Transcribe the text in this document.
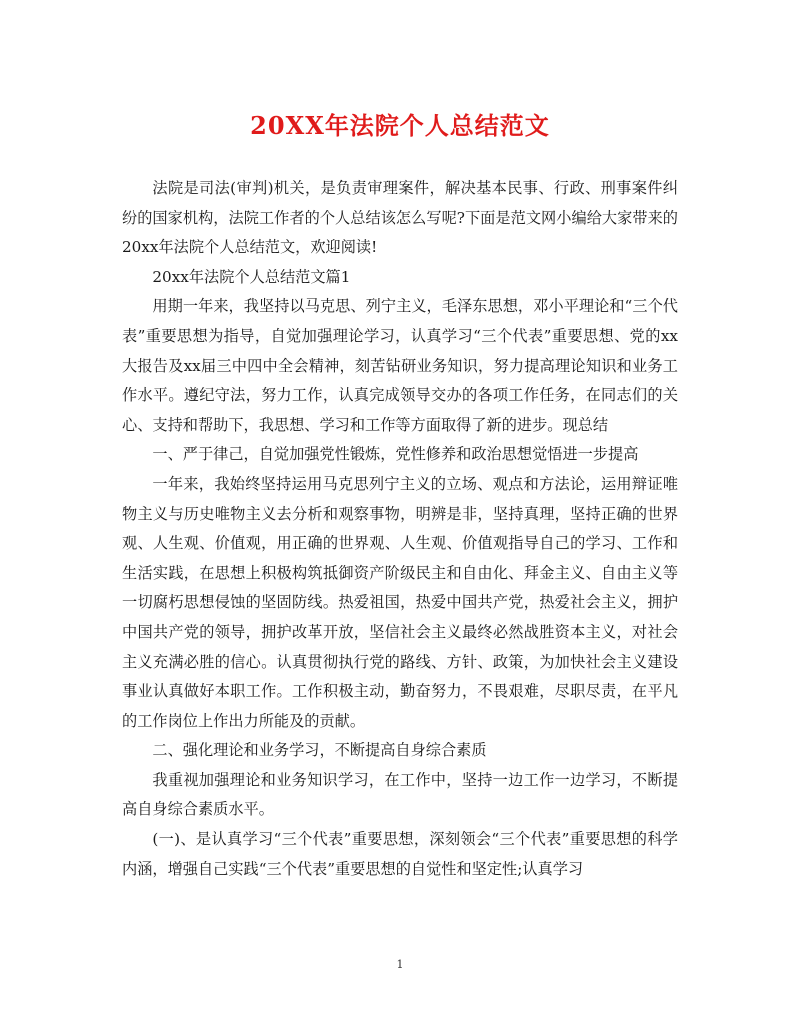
20XX年法院个人总结范文

法院是司法(审判)机关，是负责审理案件，解决基本民事、行政、刑事案件纠纷的国家机构，法院工作者的个人总结该怎么写呢?下面是范文网小编给大家带来的20xx年法院个人总结范文，欢迎阅读!

20xx年法院个人总结范文篇1

用期一年来，我坚持以马克思、列宁主义，毛泽东思想，邓小平理论和“三个代表”重要思想为指导，自觉加强理论学习，认真学习“三个代表”重要思想、党的xx大报告及xx届三中四中全会精神，刻苦钻研业务知识，努力提高理论知识和业务工作水平。遵纪守法，努力工作，认真完成领导交办的各项工作任务，在同志们的关心、支持和帮助下，我思想、学习和工作等方面取得了新的进步。现总结

一、严于律己，自觉加强党性锻炼，党性修养和政治思想觉悟进一步提高

一年来，我始终坚持运用马克思列宁主义的立场、观点和方法论，运用辩证唯物主义与历史唯物主义去分析和观察事物，明辨是非，坚持真理，坚持正确的世界观、人生观、价值观，用正确的世界观、人生观、价值观指导自己的学习、工作和生活实践，在思想上积极构筑抵御资产阶级民主和自由化、拜金主义、自由主义等一切腐朽思想侵蚀的坚固防线。热爱祖国，热爱中国共产党，热爱社会主义，拥护中国共产党的领导，拥护改革开放，坚信社会主义最终必然战胜资本主义，对社会主义充满必胜的信心。认真贯彻执行党的路线、方针、政策，为加快社会主义建设事业认真做好本职工作。工作积极主动，勤奋努力，不畏艰难，尽职尽责，在平凡的工作岗位上作出力所能及的贡献。

二、强化理论和业务学习，不断提高自身综合素质

我重视加强理论和业务知识学习，在工作中，坚持一边工作一边学习，不断提高自身综合素质水平。

(一)、是认真学习“三个代表”重要思想，深刻领会“三个代表”重要思想的科学内涵，增强自己实践“三个代表”重要思想的自觉性和坚定性;认真学习

1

■ ■ ■

_Stated exercise_
Your copy of the data above should match it exactly, except that pictures are left out.

_Exercise result_
Transcribe the text in this document.
20XX年法院个人总结范文

法院是司法(审判)机关，是负责审理案件，解决基本民事、行政、刑事案件纠纷的国家机构，法院工作者的个人总结该怎么写呢?下面是范文网小编给大家带来的20xx年法院个人总结范文，欢迎阅读!

20xx年法院个人总结范文篇1

用期一年来，我坚持以马克思、列宁主义，毛泽东思想，邓小平理论和“三个代表”重要思想为指导，自觉加强理论学习，认真学习“三个代表”重要思想、党的xx大报告及xx届三中四中全会精神，刻苦钻研业务知识，努力提高理论知识和业务工作水平。遵纪守法，努力工作，认真完成领导交办的各项工作任务，在同志们的关心、支持和帮助下，我思想、学习和工作等方面取得了新的进步。现总结

一、严于律己，自觉加强党性锻炼，党性修养和政治思想觉悟进一步提高

一年来，我始终坚持运用马克思列宁主义的立场、观点和方法论，运用辩证唯物主义与历史唯物主义去分析和观察事物，明辨是非，坚持真理，坚持正确的世界观、人生观、价值观，用正确的世界观、人生观、价值观指导自己的学习、工作和生活实践，在思想上积极构筑抵御资产阶级民主和自由化、拜金主义、自由主义等一切腐朽思想侵蚀的坚固防线。热爱祖国，热爱中国共产党，热爱社会主义，拥护中国共产党的领导，拥护改革开放，坚信社会主义最终必然战胜资本主义，对社会主义充满必胜的信心。认真贯彻执行党的路线、方针、政策，为加快社会主义建设事业认真做好本职工作。工作积极主动，勤奋努力，不畏艰难，尽职尽责，在平凡的工作岗位上作出力所能及的贡献。

二、强化理论和业务学习，不断提高自身综合素质

我重视加强理论和业务知识学习，在工作中，坚持一边工作一边学习，不断提高自身综合素质水平。

(一)、是认真学习“三个代表”重要思想，深刻领会“三个代表”重要思想的科学内涵，增强自己实践“三个代表”重要思想的自觉性和坚定性;认真学习

1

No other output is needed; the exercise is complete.